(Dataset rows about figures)
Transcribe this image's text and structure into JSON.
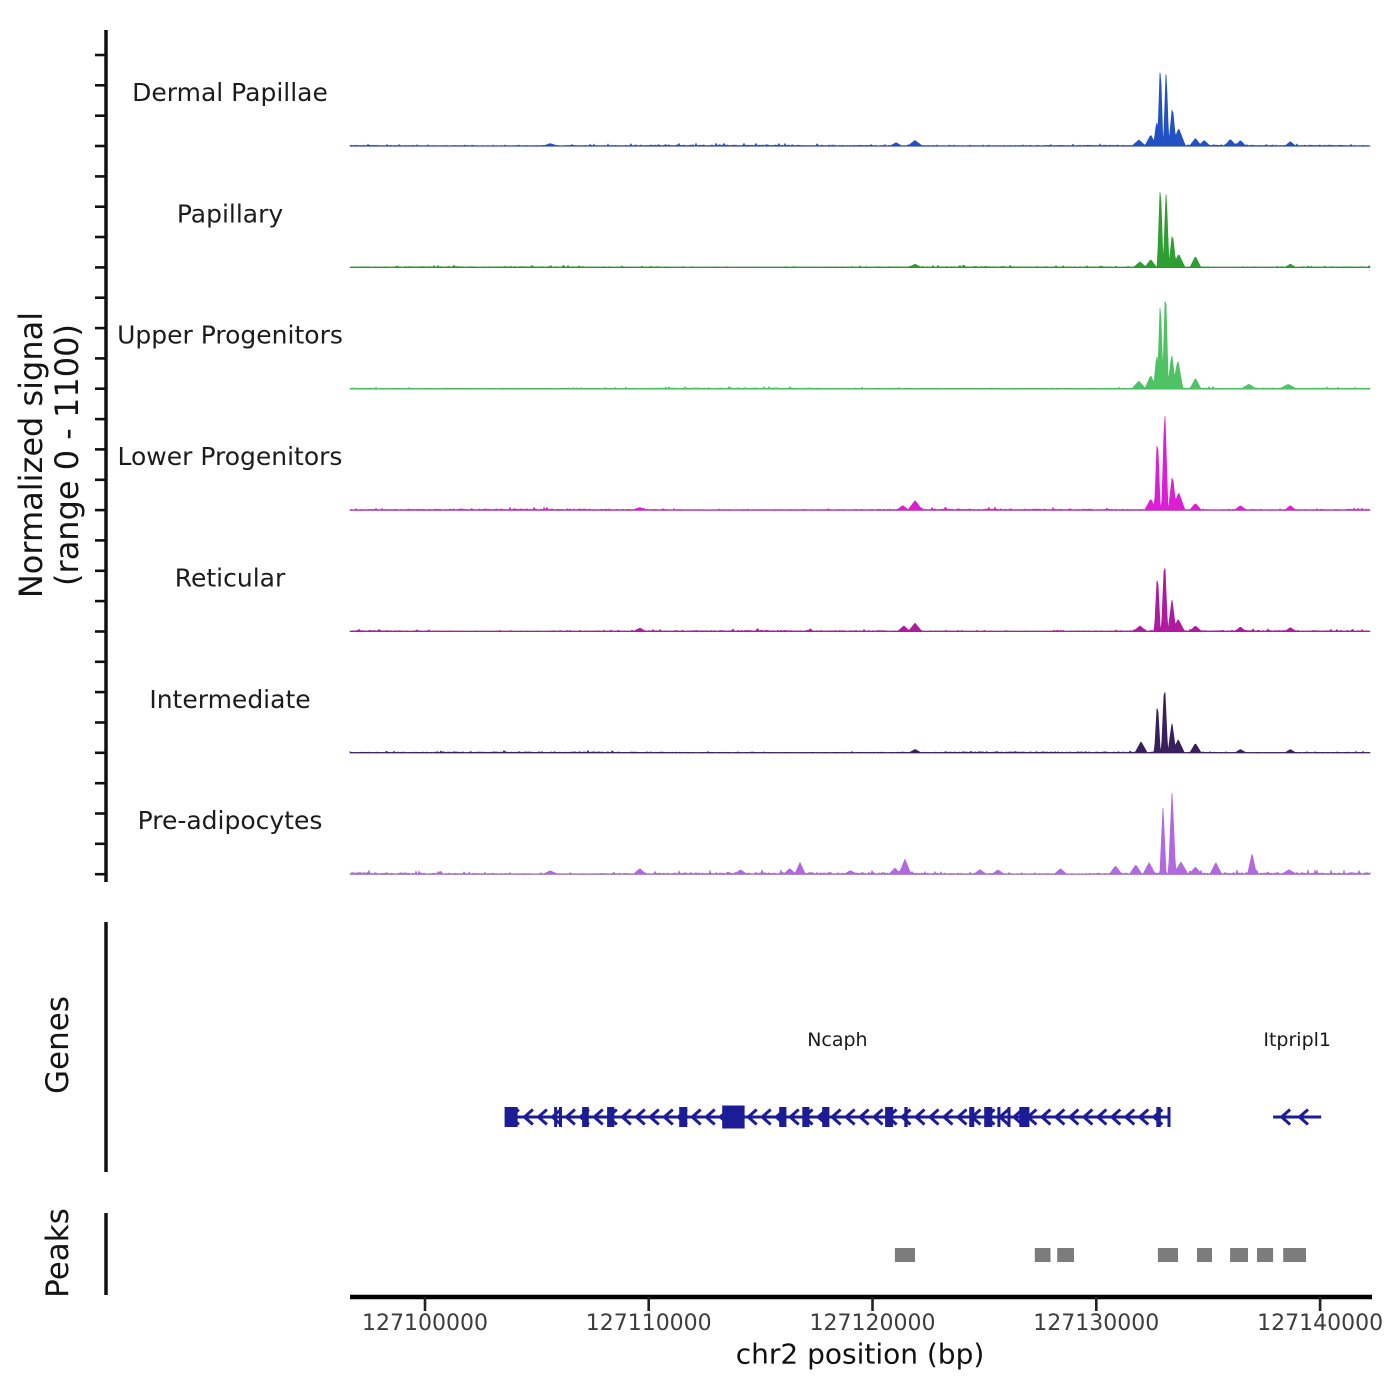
{
  "figure": {
    "y_axis_label_line1": "Normalized signal",
    "y_axis_label_line2": "(range 0 - 1100)",
    "genes_axis_label": "Genes",
    "peaks_axis_label": "Peaks",
    "x_axis_label": "chr2 position (bp)"
  },
  "chart_data": {
    "type": "area",
    "subtype": "genome-browser-signal-tracks",
    "chromosome": "chr2",
    "xlabel": "chr2 position (bp)",
    "ylabel": "Normalized signal (range 0 - 1100)",
    "x_range_bp": [
      127096650,
      127142230
    ],
    "x_ticks_bp": [
      127100000,
      127110000,
      127120000,
      127130000,
      127140000
    ],
    "y_range_per_track": [
      0,
      1100
    ],
    "axis_color": "#111111",
    "baseline_color": "#555555",
    "tick_label_color": "#3d3d3d",
    "series": [
      {
        "name": "Dermal Papillae",
        "color": "#2251c4",
        "noise_level": 13,
        "noise_seed": 1,
        "peaks_bp": [
          [
            127131900,
            55,
            300
          ],
          [
            127132430,
            100,
            260
          ],
          [
            127132700,
            230,
            140
          ],
          [
            127132860,
            760,
            120
          ],
          [
            127133120,
            690,
            120
          ],
          [
            127133400,
            360,
            170
          ],
          [
            127133680,
            160,
            300
          ],
          [
            127134430,
            70,
            260
          ],
          [
            127134820,
            50,
            260
          ],
          [
            127135990,
            60,
            260
          ],
          [
            127136440,
            50,
            230
          ],
          [
            127138670,
            40,
            230
          ],
          [
            127121900,
            50,
            320
          ],
          [
            127121050,
            30,
            260
          ],
          [
            127105600,
            22,
            320
          ]
        ]
      },
      {
        "name": "Papillary",
        "color": "#2e9e32",
        "noise_level": 10,
        "noise_seed": 2,
        "peaks_bp": [
          [
            127132430,
            70,
            260
          ],
          [
            127132860,
            770,
            130
          ],
          [
            127133120,
            700,
            130
          ],
          [
            127133400,
            310,
            170
          ],
          [
            127133680,
            120,
            280
          ],
          [
            127134430,
            100,
            240
          ],
          [
            127138670,
            30,
            230
          ],
          [
            127121900,
            28,
            280
          ],
          [
            127131950,
            50,
            280
          ]
        ]
      },
      {
        "name": "Upper Progenitors",
        "color": "#4fc264",
        "noise_level": 10,
        "noise_seed": 3,
        "peaks_bp": [
          [
            127131900,
            70,
            300
          ],
          [
            127132430,
            120,
            260
          ],
          [
            127132700,
            320,
            140
          ],
          [
            127132860,
            830,
            130
          ],
          [
            127133090,
            950,
            130
          ],
          [
            127133370,
            320,
            180
          ],
          [
            127133640,
            260,
            230
          ],
          [
            127134430,
            95,
            240
          ],
          [
            127136820,
            40,
            320
          ],
          [
            127138570,
            40,
            360
          ]
        ]
      },
      {
        "name": "Lower Progenitors",
        "color": "#dc1fd2",
        "noise_level": 13,
        "noise_seed": 4,
        "peaks_bp": [
          [
            127132430,
            100,
            260
          ],
          [
            127132730,
            680,
            130
          ],
          [
            127133060,
            920,
            140
          ],
          [
            127133400,
            320,
            180
          ],
          [
            127133680,
            160,
            280
          ],
          [
            127121900,
            85,
            320
          ],
          [
            127121350,
            40,
            260
          ],
          [
            127134430,
            60,
            260
          ],
          [
            127136440,
            40,
            260
          ],
          [
            127138670,
            40,
            240
          ],
          [
            127109600,
            22,
            320
          ]
        ]
      },
      {
        "name": "Reticular",
        "color": "#b01a9e",
        "noise_level": 12,
        "noise_seed": 5,
        "peaks_bp": [
          [
            127132730,
            540,
            130
          ],
          [
            127133050,
            670,
            140
          ],
          [
            127133380,
            290,
            180
          ],
          [
            127133660,
            110,
            280
          ],
          [
            127121900,
            75,
            300
          ],
          [
            127121400,
            50,
            270
          ],
          [
            127109600,
            30,
            270
          ],
          [
            127134430,
            50,
            260
          ],
          [
            127136440,
            40,
            240
          ],
          [
            127138670,
            35,
            240
          ],
          [
            127131950,
            50,
            290
          ]
        ]
      },
      {
        "name": "Intermediate",
        "color": "#3a1f5d",
        "noise_level": 11,
        "noise_seed": 6,
        "peaks_bp": [
          [
            127132000,
            100,
            270
          ],
          [
            127132730,
            470,
            130
          ],
          [
            127133050,
            640,
            140
          ],
          [
            127133380,
            270,
            180
          ],
          [
            127133660,
            120,
            270
          ],
          [
            127134430,
            85,
            250
          ],
          [
            127136440,
            30,
            240
          ],
          [
            127121900,
            30,
            260
          ],
          [
            127138670,
            30,
            230
          ]
        ]
      },
      {
        "name": "Pre-adipocytes",
        "color": "#b269e0",
        "noise_level": 20,
        "noise_seed": 7,
        "peaks_bp": [
          [
            127132980,
            605,
            140
          ],
          [
            127133385,
            755,
            160
          ],
          [
            127133780,
            110,
            320
          ],
          [
            127134430,
            65,
            270
          ],
          [
            127135340,
            105,
            260
          ],
          [
            127136960,
            185,
            200
          ],
          [
            127121450,
            135,
            270
          ],
          [
            127121000,
            55,
            260
          ],
          [
            127116760,
            105,
            230
          ],
          [
            127116300,
            50,
            270
          ],
          [
            127109600,
            50,
            270
          ],
          [
            127114100,
            40,
            270
          ],
          [
            127124800,
            40,
            270
          ],
          [
            127128400,
            50,
            270
          ],
          [
            127130860,
            75,
            270
          ],
          [
            127131760,
            85,
            270
          ],
          [
            127132360,
            105,
            270
          ],
          [
            127138610,
            40,
            320
          ],
          [
            127105600,
            30,
            320
          ],
          [
            127125610,
            38,
            270
          ],
          [
            127119010,
            32,
            270
          ]
        ]
      }
    ],
    "genes": {
      "label": "Genes",
      "color": "#1c1c96",
      "items": [
        {
          "name": "Ncaph",
          "strand": "-",
          "start_bp": 127103560,
          "end_bp": 127133300,
          "arrow_spacing_bp": 625,
          "exons_bp": [
            [
              127103560,
              580
            ],
            [
              127105770,
              120
            ],
            [
              127105990,
              120
            ],
            [
              127107020,
              300
            ],
            [
              127108140,
              320
            ],
            [
              127111360,
              360
            ],
            [
              127113280,
              1000,
              23
            ],
            [
              127115830,
              320
            ],
            [
              127116860,
              320
            ],
            [
              127117750,
              320
            ],
            [
              127120560,
              360
            ],
            [
              127121420,
              150
            ],
            [
              127124320,
              230
            ],
            [
              127124990,
              360
            ],
            [
              127125580,
              120
            ],
            [
              127126030,
              120
            ],
            [
              127126560,
              450
            ],
            [
              127132680,
              200
            ],
            [
              127133180,
              120
            ]
          ]
        },
        {
          "name": "Itpripl1",
          "strand": "-",
          "start_bp": 127137900,
          "end_bp": 127140050,
          "arrow_spacing_bp": 800,
          "exons_bp": []
        }
      ]
    },
    "peaks": {
      "label": "Peaks",
      "color": "#7c7c7c",
      "intervals_bp": [
        [
          127121000,
          127121900
        ],
        [
          127127250,
          127127950
        ],
        [
          127128250,
          127129000
        ],
        [
          127132750,
          127133650
        ],
        [
          127134500,
          127135170
        ],
        [
          127135980,
          127136780
        ],
        [
          127137180,
          127137900
        ],
        [
          127138350,
          127139370
        ]
      ]
    }
  }
}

- **PROBLEM**: If a line in the records above holds the string "Progenitors", copy it out.

- **ANSWER FOR THE TASK**:
        "name": "Upper Progenitors",
        "name": "Lower Progenitors",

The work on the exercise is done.